▶ [What to do] In the abstract on consolidating opiate reward memories, which brain region is linked to the late consolidation phase?

▶ [Document section]
Early Versus Late-Phase Consolidation of Opiate Reward Memories Requires Distinct Molecular and Temporal Mechanisms in the Amygdala-Prefrontal Cortical Pathway

The consolidation of newly acquired memories involves the temporal transition from a recent, less stable trace to a more permanent consolidated form. Opiates possess potent rewarding effects and produce powerful associative memories. The activation of these memories is associated with opiate abuse relapse phenomena and the persistence of compulsive opiate dependence. However, the neuronal, molecular and temporal mechanisms by which associative opiate reward memories are consolidated are not currently understood. We report that the consolidation of associative opiate reward memories involves a temporal and molecular switch between the basolateral nucleus of the amygdala (BLA) (early consolidation phase) to the medial prefrontal cortex (mPFC) (late consolidation phase). We demonstrate at the molecular, behavioral and neuronal levels that the consolidation of a recently acquired opiate reward memory involves an extracellular signal-related kinase (ERK)-dependent phosphorylation process within the BLA. In contrast, later-stage consolidation of a newly acquired memory is dependent upon a calcium-calmodulin-dependent (CaMKII), ERK-independent, mechanism in the mPFC, over a 12 hr temporal gradient. In addition, using in vivo multi-unit neuronal recordings in the mPFC, we report that protein synthesis within the BLA modulates the consolidation of opiate-reward memory in neuronal mPFC sub-populations, via the same temporal dynamic.

(Saved data entries)
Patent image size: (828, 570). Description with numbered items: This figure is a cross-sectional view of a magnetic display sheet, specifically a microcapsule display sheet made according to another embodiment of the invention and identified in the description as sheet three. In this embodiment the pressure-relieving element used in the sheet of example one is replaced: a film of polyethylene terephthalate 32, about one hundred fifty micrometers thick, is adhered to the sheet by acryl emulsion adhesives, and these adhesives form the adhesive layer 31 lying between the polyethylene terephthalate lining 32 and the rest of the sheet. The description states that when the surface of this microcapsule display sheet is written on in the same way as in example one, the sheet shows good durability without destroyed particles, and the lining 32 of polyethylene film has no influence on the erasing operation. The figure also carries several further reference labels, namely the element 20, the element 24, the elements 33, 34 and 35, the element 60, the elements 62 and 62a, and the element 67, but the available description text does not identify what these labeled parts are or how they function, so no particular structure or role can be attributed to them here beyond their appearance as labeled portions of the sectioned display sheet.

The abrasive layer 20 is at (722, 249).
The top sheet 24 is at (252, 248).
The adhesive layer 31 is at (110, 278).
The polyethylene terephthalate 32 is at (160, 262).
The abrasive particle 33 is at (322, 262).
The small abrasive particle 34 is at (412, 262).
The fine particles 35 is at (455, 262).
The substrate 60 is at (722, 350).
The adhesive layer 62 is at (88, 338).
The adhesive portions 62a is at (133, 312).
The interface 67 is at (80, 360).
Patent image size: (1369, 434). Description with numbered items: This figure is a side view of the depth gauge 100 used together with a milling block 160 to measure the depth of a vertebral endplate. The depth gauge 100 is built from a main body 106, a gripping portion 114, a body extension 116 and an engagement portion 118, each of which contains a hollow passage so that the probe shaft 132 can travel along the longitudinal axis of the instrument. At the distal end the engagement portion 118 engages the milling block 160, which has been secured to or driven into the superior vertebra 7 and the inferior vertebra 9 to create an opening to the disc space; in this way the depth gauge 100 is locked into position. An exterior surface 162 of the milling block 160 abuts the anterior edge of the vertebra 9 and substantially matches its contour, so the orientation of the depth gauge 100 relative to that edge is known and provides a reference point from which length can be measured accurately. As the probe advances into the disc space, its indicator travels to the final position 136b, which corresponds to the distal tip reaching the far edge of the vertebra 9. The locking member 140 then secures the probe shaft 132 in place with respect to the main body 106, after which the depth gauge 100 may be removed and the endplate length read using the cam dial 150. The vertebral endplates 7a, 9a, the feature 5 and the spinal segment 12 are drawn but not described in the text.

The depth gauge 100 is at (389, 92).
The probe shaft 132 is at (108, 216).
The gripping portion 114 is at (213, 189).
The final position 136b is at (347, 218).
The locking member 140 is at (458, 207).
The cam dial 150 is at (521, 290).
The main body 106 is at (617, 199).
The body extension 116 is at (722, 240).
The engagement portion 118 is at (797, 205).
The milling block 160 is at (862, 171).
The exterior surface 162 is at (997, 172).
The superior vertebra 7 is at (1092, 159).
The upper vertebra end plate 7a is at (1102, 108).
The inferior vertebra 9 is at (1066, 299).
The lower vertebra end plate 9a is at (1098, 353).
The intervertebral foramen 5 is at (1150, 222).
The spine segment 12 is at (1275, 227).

▶ [Reply] The medial prefrontal cortex (mPFC).